* [EXCERPT]:
============
Breaking up with busyness

September is National Self-Care month. Self-care is not about massages and manicures but about doing the things that help you operate at your best self. For me, that means breaking up with busyness. For the last several months, I have been busy with no results. The things that I invest time in has not brought fulfillment. The things that my busyness is taking away from is falling by the wayside. This month I decided to self-care I need to stop being busy and do the things that are going to bring fulfillment.

Psalm 62:1 (NIV) Truly, my soul finds rest in God; my salvation comes from him.

What I knew

I was taught, “idle hands are the devils’ playground.” It has stuck with me throughout my life. Still busying myself with a task, some meaningful and some meaningless.  Then, I became a mother and applied that to my children. Signing them up for classes, keeping their weekly calendar full with outings, play dates and activities.  Teaching them that they should always have something to do and not allowing them to have the time of rest or leisure. After rereading the story of Mary and Martha I came to an epiphanie- “I need to break up with busyness.”
============
* [ENTRIES SUPPLIED]:

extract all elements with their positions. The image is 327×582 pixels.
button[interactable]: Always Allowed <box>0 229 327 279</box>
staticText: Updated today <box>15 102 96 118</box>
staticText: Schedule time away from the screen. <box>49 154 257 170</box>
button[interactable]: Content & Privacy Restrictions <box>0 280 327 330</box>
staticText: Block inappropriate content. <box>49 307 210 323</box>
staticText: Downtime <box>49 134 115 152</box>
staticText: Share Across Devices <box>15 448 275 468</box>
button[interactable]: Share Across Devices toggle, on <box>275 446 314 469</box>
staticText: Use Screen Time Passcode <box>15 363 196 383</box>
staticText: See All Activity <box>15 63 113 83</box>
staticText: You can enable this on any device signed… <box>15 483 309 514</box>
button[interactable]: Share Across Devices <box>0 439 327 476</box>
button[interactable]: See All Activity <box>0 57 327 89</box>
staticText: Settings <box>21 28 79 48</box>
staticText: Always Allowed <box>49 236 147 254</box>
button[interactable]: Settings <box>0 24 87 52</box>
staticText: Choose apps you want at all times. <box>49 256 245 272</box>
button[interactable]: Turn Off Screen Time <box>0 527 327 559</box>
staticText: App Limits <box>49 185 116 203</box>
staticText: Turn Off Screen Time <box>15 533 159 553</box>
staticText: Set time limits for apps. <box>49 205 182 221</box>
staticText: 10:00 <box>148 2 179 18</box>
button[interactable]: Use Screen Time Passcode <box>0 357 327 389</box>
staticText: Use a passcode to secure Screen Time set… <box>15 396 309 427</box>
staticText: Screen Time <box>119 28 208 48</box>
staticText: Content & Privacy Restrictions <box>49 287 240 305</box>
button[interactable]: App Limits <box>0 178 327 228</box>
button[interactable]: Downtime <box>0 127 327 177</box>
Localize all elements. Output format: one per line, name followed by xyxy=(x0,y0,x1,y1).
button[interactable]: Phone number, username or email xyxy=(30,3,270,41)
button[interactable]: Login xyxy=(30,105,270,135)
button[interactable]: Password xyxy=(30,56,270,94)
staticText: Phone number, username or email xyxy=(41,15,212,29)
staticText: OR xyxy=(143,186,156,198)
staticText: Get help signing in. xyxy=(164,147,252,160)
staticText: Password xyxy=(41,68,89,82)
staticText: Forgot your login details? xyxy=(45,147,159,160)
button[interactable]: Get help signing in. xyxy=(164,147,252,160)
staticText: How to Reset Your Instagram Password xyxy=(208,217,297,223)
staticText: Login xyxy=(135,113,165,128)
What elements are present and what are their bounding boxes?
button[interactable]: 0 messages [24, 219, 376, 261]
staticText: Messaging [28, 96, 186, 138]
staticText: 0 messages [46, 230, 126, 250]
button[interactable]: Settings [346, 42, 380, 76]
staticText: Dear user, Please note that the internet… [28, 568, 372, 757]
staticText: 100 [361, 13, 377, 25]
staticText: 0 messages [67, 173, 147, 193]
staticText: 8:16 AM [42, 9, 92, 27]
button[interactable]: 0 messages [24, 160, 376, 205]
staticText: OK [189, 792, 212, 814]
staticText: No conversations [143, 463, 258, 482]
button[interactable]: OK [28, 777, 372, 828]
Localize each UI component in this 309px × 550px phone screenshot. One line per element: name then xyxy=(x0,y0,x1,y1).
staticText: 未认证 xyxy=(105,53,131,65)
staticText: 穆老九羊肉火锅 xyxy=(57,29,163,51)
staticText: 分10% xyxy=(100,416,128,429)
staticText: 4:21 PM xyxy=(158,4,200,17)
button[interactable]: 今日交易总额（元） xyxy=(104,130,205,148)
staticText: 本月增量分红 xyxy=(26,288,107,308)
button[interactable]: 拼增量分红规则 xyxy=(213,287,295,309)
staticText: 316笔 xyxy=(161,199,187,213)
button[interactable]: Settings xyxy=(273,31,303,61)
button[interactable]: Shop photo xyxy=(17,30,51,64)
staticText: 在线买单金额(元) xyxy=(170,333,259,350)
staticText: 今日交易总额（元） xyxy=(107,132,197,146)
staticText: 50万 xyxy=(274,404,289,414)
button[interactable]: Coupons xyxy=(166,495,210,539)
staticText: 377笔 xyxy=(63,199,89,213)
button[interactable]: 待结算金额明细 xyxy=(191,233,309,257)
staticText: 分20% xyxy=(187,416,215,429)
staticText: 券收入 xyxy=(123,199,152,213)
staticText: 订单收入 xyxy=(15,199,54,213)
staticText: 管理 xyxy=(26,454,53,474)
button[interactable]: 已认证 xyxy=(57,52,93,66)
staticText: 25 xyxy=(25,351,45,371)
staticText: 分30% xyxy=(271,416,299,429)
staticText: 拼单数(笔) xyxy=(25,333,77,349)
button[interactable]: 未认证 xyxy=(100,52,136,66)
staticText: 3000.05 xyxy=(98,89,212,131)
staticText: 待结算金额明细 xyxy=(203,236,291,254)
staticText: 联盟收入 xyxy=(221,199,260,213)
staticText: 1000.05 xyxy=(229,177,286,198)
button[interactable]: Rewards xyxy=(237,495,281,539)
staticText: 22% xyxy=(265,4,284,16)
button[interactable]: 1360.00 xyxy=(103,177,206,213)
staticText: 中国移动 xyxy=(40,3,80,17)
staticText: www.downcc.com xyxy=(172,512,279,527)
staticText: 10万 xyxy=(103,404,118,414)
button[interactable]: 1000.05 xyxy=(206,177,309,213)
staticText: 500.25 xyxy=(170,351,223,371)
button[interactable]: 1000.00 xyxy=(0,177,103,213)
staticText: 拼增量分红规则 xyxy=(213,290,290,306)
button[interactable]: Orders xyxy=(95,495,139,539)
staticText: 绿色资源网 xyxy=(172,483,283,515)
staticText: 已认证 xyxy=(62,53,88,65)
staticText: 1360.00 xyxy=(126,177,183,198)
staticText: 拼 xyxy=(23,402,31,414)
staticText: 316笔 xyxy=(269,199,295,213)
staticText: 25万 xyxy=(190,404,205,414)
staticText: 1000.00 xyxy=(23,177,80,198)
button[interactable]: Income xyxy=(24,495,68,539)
============
* [PROBLEMS]:
• a. In the post on breaking up with busyness, which month is named National Self-Care month?
• b. List every activity that the post on breaking up with busyness says the writer used to fill the children's time.

* [EXPECTED OUTPUTS]:
• a. September

• b.
- Classes
- Outings
- Play dates
- Activities